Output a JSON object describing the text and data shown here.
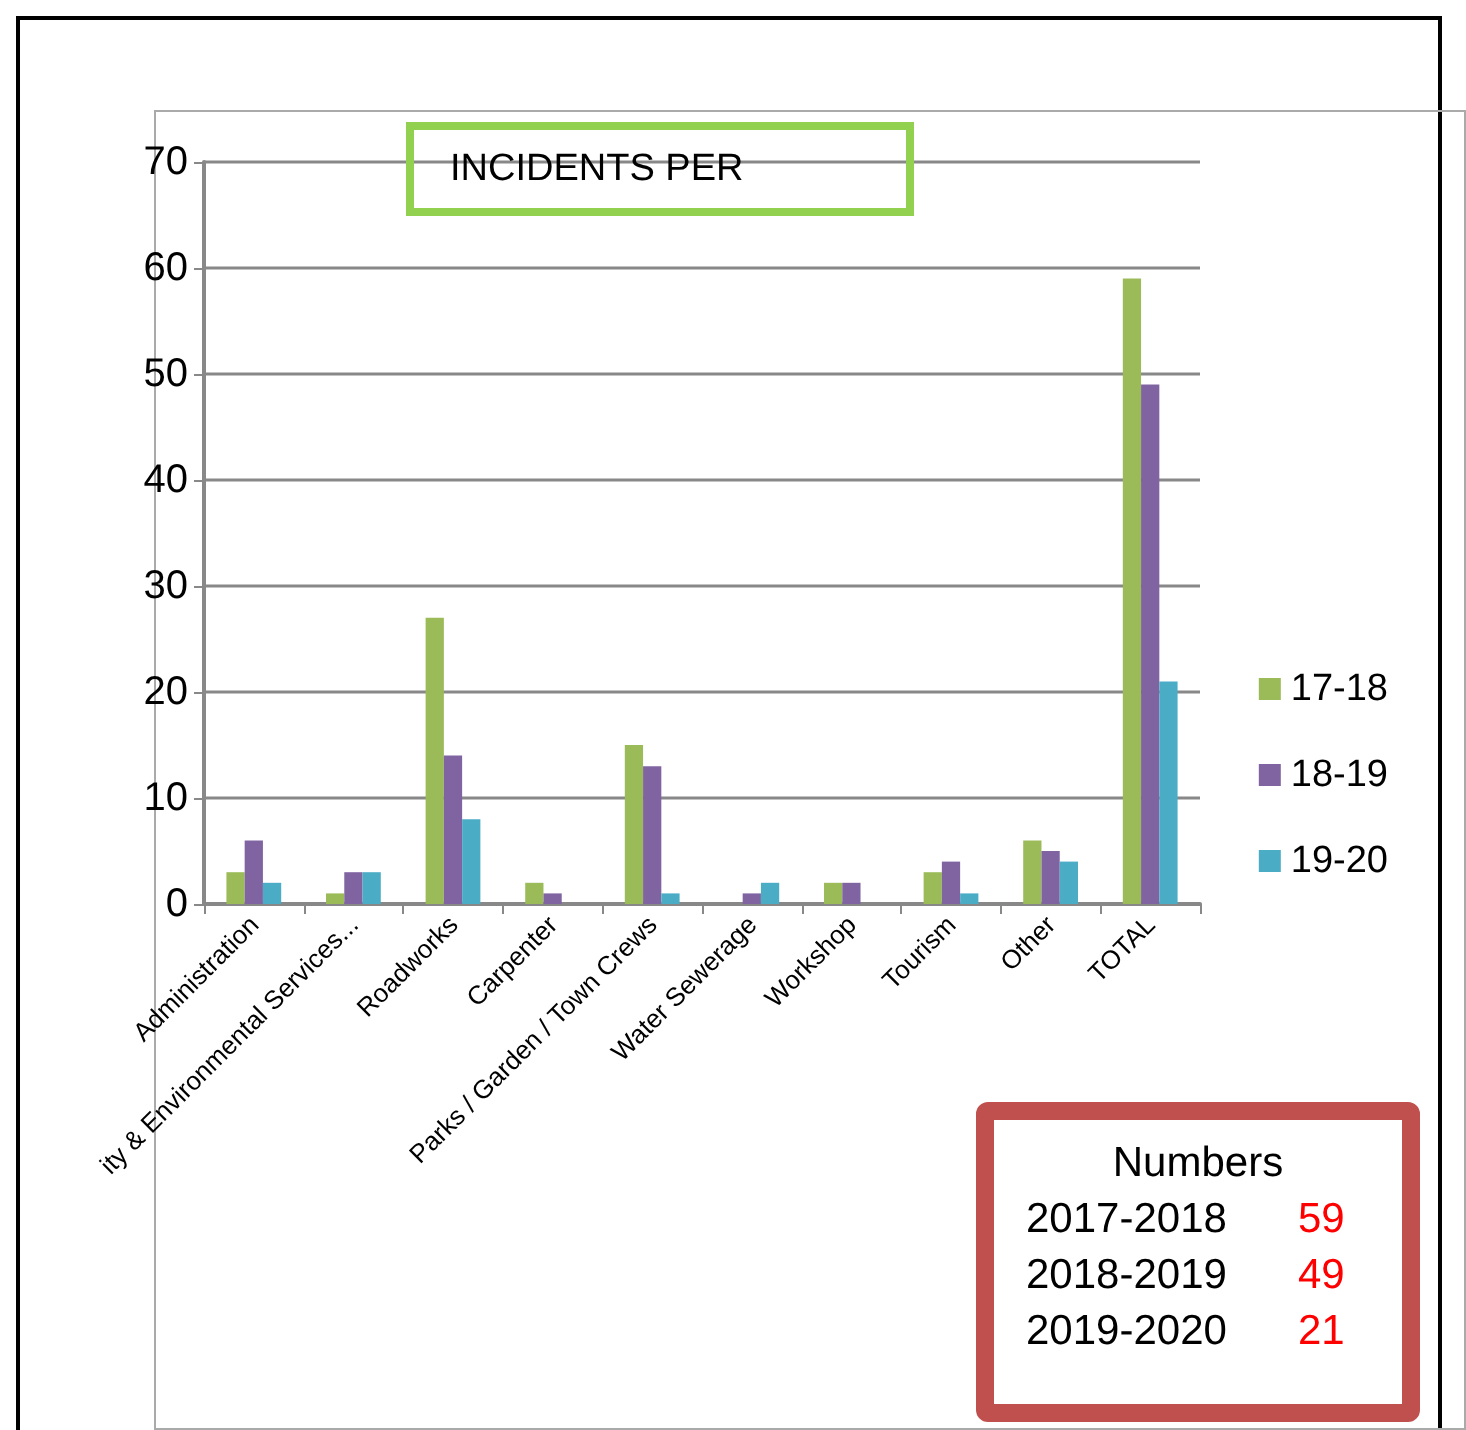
{
  "chart_data": {
    "type": "bar",
    "title": "INCIDENTS PER",
    "categories": [
      "Administration",
      "ity & Environmental Services...",
      "Roadworks",
      "Carpenter",
      "Parks / Garden / Town Crews",
      "Water Sewerage",
      "Workshop",
      "Tourism",
      "Other",
      "TOTAL"
    ],
    "series": [
      {
        "name": "17-18",
        "color": "#9bbb59",
        "values": [
          3,
          1,
          27,
          2,
          15,
          0,
          2,
          3,
          6,
          59
        ]
      },
      {
        "name": "18-19",
        "color": "#8064a2",
        "values": [
          6,
          3,
          14,
          1,
          13,
          1,
          2,
          4,
          5,
          49
        ]
      },
      {
        "name": "19-20",
        "color": "#4bacc6",
        "values": [
          2,
          3,
          8,
          0,
          1,
          2,
          0,
          1,
          4,
          21
        ]
      }
    ],
    "ylim": [
      0,
      70
    ],
    "yticks": [
      0,
      10,
      20,
      30,
      40,
      50,
      60,
      70
    ],
    "grid": "y",
    "legend": "right",
    "annotations": [
      "Numbers",
      "2017-2018",
      "59",
      "2018-2019",
      "49",
      "2019-2020",
      "21"
    ]
  }
}
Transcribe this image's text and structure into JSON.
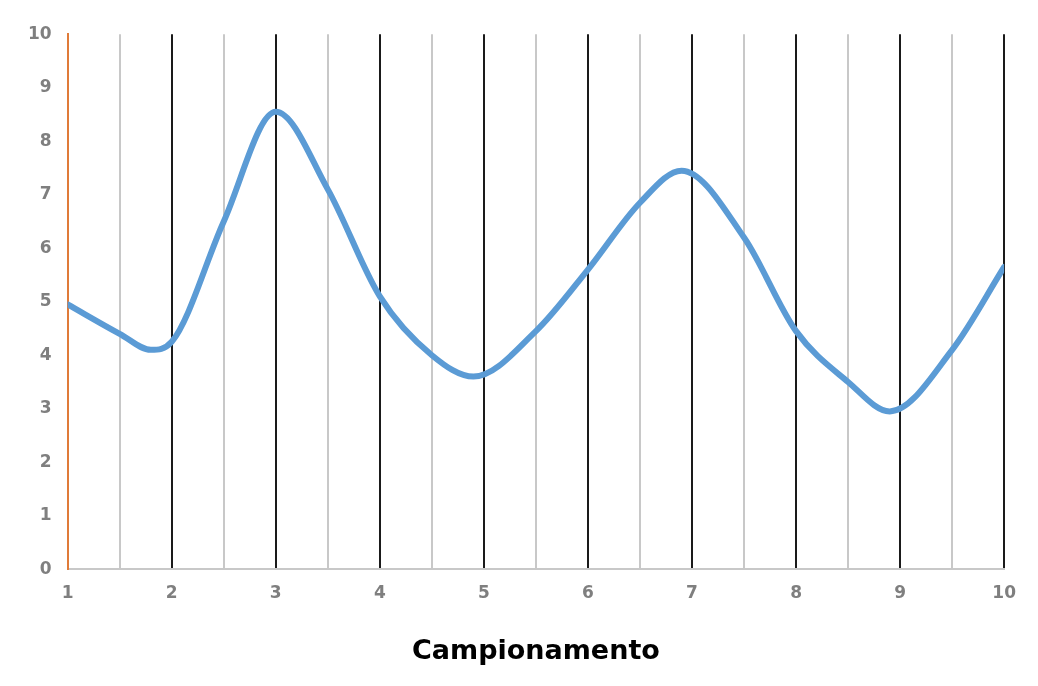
+-------+
Quote all of the entries word for word, omitting any pictures.

## In response
Output a JSON object describing the text and data shown here.
{
  "chart_data": {
    "type": "bar",
    "title": "INCIDENTS PER",
    "categories": [
      "Administration",
      "ity & Environmental Services...",
      "Roadworks",
      "Carpenter",
      "Parks / Garden / Town Crews",
      "Water Sewerage",
      "Workshop",
      "Tourism",
      "Other",
      "TOTAL"
    ],
    "series": [
      {
        "name": "17-18",
        "color": "#9bbb59",
        "values": [
          3,
          1,
          27,
          2,
          15,
          0,
          2,
          3,
          6,
          59
        ]
      },
      {
        "name": "18-19",
        "color": "#8064a2",
        "values": [
          6,
          3,
          14,
          1,
          13,
          1,
          2,
          4,
          5,
          49
        ]
      },
      {
        "name": "19-20",
        "color": "#4bacc6",
        "values": [
          2,
          3,
          8,
          0,
          1,
          2,
          0,
          1,
          4,
          21
        ]
      }
    ],
    "ylim": [
      0,
      70
    ],
    "yticks": [
      0,
      10,
      20,
      30,
      40,
      50,
      60,
      70
    ],
    "grid": "y",
    "legend": "right",
    "annotations": [
      "Numbers",
      "2017-2018",
      "59",
      "2018-2019",
      "49",
      "2019-2020",
      "21"
    ]
  }
}
Transcribe this image's text and structure into JSON.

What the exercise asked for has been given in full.